Exercise requirements: Tally the lines holding "краю" and state only that figure.

The input:
Start

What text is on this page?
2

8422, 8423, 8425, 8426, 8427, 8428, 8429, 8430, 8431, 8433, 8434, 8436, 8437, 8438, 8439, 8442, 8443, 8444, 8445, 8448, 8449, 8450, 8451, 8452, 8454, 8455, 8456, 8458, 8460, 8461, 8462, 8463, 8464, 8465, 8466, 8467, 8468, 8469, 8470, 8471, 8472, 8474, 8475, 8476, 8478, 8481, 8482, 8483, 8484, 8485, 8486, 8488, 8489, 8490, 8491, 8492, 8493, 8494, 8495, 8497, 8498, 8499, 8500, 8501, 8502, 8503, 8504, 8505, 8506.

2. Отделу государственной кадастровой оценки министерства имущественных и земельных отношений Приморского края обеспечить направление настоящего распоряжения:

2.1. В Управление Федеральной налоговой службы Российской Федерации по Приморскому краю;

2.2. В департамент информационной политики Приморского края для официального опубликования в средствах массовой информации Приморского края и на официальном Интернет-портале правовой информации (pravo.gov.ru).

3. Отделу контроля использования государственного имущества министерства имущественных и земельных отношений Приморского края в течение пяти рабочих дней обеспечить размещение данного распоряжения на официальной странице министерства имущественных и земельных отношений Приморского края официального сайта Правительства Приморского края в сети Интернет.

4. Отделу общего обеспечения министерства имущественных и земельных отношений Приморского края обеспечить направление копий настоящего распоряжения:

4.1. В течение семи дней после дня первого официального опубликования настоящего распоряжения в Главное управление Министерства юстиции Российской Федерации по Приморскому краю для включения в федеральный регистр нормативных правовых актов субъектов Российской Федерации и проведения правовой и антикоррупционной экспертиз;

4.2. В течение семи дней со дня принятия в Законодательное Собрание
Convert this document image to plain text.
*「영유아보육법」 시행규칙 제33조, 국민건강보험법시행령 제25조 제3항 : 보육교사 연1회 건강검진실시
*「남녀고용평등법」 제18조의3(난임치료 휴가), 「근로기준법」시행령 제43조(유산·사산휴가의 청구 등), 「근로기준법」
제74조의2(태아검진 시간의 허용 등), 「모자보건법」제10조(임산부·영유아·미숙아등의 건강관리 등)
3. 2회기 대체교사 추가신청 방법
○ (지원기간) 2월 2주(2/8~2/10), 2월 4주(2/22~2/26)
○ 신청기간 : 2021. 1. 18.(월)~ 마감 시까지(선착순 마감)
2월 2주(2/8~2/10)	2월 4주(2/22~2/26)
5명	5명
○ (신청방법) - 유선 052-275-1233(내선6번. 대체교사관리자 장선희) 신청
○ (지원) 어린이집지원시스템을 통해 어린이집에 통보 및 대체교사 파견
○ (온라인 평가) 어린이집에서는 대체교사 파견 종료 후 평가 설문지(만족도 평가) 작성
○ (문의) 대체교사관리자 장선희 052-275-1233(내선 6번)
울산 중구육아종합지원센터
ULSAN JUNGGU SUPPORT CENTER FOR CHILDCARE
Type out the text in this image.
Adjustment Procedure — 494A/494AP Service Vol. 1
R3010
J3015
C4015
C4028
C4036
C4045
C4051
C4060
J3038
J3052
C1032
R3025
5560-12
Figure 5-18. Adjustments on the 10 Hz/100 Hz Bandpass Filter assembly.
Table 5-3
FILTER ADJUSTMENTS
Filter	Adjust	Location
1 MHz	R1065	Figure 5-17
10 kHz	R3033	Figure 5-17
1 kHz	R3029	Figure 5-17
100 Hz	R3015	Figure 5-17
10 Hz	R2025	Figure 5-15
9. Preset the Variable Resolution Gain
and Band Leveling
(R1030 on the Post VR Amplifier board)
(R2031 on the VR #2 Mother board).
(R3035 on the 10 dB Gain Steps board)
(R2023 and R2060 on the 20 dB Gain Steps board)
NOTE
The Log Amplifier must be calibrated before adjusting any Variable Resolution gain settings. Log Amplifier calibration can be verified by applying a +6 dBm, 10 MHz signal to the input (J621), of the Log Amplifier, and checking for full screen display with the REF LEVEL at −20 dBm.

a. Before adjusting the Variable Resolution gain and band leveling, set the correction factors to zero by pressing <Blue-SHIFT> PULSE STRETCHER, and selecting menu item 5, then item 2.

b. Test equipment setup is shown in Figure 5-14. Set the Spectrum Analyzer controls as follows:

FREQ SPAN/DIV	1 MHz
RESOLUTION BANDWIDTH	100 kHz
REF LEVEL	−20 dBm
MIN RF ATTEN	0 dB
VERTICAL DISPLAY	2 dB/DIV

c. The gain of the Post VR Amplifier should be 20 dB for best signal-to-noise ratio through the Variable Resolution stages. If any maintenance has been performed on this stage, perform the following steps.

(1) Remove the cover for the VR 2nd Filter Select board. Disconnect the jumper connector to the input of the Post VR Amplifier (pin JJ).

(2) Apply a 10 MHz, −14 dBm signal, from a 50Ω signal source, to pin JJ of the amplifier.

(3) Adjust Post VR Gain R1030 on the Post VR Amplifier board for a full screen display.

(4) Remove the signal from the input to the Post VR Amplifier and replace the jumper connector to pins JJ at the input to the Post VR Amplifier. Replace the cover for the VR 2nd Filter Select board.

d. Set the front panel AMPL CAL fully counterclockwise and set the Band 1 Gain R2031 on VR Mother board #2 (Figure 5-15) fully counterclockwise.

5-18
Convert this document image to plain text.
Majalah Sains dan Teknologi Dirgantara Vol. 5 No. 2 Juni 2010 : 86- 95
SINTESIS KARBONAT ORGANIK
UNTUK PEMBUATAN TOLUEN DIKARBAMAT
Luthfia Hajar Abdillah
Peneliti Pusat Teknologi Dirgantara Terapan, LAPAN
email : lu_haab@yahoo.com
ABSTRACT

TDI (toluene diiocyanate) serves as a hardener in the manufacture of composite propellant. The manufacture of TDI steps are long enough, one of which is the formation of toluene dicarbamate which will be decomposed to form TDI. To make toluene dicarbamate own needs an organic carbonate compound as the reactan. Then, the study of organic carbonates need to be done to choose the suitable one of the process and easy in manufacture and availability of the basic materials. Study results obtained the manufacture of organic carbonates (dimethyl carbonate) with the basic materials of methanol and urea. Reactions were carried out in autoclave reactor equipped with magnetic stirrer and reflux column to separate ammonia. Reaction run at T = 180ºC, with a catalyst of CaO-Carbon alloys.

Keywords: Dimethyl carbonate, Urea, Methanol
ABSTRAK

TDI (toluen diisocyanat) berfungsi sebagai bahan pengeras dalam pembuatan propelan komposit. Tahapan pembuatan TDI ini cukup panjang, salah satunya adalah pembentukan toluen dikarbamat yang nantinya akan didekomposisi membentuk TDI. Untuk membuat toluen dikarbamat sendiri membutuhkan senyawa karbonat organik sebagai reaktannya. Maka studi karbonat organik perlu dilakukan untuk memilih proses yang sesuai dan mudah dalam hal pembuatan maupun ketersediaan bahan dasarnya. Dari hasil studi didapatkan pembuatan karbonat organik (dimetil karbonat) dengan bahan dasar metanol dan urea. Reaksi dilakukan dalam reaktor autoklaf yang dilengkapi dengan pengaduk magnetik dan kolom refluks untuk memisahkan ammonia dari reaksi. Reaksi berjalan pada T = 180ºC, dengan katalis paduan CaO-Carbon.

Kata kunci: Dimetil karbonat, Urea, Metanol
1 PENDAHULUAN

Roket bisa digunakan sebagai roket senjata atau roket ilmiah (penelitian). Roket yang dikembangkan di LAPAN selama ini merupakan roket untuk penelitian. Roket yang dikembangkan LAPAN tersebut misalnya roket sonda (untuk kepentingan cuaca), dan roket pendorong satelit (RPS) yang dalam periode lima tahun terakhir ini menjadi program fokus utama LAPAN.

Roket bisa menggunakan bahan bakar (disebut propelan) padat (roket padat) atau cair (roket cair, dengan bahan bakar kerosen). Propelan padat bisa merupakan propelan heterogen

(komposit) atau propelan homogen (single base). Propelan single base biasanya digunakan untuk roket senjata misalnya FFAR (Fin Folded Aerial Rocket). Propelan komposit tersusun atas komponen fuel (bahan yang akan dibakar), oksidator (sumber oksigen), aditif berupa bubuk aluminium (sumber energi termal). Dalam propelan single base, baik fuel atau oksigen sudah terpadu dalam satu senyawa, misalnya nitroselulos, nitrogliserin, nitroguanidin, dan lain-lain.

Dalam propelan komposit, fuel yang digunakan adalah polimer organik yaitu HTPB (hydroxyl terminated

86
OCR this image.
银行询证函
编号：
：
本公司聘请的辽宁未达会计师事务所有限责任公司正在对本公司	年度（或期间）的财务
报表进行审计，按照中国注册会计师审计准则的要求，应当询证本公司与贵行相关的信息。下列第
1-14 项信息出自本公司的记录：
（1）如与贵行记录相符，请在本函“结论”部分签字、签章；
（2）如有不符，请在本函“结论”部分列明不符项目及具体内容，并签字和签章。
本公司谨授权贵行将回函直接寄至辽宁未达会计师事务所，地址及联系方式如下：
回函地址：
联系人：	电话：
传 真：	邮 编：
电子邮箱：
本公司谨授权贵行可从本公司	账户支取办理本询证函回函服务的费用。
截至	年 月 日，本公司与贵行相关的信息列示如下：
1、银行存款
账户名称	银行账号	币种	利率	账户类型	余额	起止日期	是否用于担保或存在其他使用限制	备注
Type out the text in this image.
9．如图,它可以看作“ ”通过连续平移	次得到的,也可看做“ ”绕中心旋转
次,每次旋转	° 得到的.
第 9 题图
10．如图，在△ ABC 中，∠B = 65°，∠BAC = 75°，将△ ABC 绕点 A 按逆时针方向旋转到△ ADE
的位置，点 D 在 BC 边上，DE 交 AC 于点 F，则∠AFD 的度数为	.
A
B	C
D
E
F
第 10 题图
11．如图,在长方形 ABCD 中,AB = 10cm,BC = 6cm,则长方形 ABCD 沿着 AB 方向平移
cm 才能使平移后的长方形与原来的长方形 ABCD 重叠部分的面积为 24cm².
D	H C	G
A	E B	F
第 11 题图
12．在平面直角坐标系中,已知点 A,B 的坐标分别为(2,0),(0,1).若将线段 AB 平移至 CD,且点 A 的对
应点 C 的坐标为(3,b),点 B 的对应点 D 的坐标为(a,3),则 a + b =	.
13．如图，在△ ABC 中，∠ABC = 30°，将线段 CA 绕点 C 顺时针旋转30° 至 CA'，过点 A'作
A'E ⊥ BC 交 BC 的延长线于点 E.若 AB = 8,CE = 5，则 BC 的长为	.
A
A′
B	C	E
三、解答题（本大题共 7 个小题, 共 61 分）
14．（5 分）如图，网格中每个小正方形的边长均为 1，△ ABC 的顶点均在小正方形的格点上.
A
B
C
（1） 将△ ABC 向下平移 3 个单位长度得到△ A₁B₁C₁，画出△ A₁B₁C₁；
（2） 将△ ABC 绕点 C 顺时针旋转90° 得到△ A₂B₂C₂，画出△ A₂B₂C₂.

End

The completed task: 2